** Opening Passage to read block **

When I sat down to write this first post, I’d thought that I was set on talking about the current state of my writing life. The novel whose characters seem to envelop me in a warm hug one moment, then kick me in the shins and run away screaming, refusing to cooperate like a flock of bratty toddlers the next. A recent and welcome return to my first love, screenwriting. And of course, the daily dance with Resistance.
But there was one topic that kept repeatedly elbowing its way to the front of the line, no matter how many times I ignored it.
I know, it’s a goofy word. But my struggle with it almost permanently derailed my determination to start this blog.
To confess that navigating the jungles of cyber space scares the bejesus out of me while simultaneously attempting to make a home there probably seems ridiculous. But the truth is, I will likely need a 12 step program to detatch from my BlackBerry (“My name is Mary and I’m a manual keypad addict.”). I have also been indicted for the heinous crime of using the terms “emoticon” and “emoji” interchangeably. And up until a week ago, I thought Mozilla was something from a Japanese monster movie.
So, what finally pushed me past my fears and onto this site?
I’d love to tell you there was a triumphant moment when I jumped up on my desk, shook my fist at the heavens and declared my dominion over trepidation of all kinds. That it was sheer, unadulterated bravery that catapulted me into action.
But it was actually something much less valiant.
I was sick and tired of being afraid of anything more technologically advanced than Facebook. Of shrinking into the shadows while people young enough to be my kids and old enough to be my grandparents boldly put their voices out into the world. Of wanting to crawl under a rock every time someone asked, “Soooo…how’s that blog coming along?”

** Closing Passage to read block **

- _Things to do_:
- A) Transcribe the blog post from "To confess that" to "me into action.".
- B) Write the next part of the blog post about starting a blog, picking up after its last sentence.
The entries after this blog post have nothing to do with it.

** Opening Data extract block **

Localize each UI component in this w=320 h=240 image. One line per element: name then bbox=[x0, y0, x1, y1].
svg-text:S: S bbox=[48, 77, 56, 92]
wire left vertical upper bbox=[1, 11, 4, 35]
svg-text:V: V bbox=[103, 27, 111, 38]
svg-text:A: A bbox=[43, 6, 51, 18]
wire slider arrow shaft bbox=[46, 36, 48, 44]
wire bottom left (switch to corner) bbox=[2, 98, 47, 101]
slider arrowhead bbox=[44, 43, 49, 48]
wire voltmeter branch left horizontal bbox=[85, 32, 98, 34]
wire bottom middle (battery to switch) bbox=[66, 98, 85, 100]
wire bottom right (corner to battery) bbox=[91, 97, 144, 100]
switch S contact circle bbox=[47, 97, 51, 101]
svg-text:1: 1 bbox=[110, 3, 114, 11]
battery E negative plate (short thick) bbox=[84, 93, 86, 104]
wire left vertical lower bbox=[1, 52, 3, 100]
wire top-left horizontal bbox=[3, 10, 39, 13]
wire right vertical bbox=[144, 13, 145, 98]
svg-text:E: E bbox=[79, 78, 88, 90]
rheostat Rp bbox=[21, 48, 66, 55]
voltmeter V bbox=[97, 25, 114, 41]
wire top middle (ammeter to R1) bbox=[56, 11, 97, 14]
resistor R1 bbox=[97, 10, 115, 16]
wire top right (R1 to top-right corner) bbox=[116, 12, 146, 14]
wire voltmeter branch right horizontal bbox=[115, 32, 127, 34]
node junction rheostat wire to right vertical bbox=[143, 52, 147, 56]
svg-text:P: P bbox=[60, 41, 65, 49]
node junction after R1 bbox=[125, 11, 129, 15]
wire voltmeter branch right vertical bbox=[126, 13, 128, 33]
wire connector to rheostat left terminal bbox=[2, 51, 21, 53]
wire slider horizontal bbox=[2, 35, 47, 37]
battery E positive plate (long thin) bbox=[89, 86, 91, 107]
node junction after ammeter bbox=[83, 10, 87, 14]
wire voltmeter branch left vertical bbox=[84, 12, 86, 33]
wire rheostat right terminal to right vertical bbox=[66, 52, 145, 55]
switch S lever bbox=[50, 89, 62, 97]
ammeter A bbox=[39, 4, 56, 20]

** Closing Data extract block **

- _Outputs in order_:
- A)
To confess that navigating the jungles of cyber space scares the bejesus out of me while simultaneously attempting to make a home there probably seems ridiculous. But the truth is, I will likely need a 12 step program to detatch from my BlackBerry (“My name is Mary and I’m a manual keypad addict.”). I have also been indicted for the heinous crime of using the terms “emoticon” and “emoji” interchangeably. And up until a week ago, I thought Mozilla was something from a Japanese monster movie.
So, what finally pushed me past my fears and onto this site?
I’d love to tell you there was a triumphant moment when I jumped up on my desk, shook my fist at the heavens and declared my dominion over trepidation of all kinds. That it was sheer, unadulterated bravery that catapulted me into action.

- B)
It was sobering to tally up just how much time I had incinerated by believing in my supposed incompetence. But the hard reality is, I never needed to be an SEO genius or able to write code in my sleep.
I just needed to start.
So, with the help of the most patient and talented web guru on the planet (thank you, Ken Law), I finally ventured into WordPress. Shockingly, it did not a) eat my brain, b) melt my laptop or c) cause me to singlehandedly break the Internet. Sure, I fumbled around, turned the air blue every time I made a mistake, and thought more than once about returning to my previous status as a cyber fossil.
But then I did the math.
I’m turning 50 next summer. And while I fully intend to be here for many more decades to annoy the crap out of those I love the most, time is guaranteed to no one. As my dear friend and writing coach Jennifer Blanchard always says, “Don’t die with your stories inside you.”
So, here I am. And for all I know, I may be the only one in the room for now. But at least I finally have a room. And if you’ve found me – whether in passing or on purpose – then welcome. And come on in. I’ll do my very best to make it worth your while to stick around.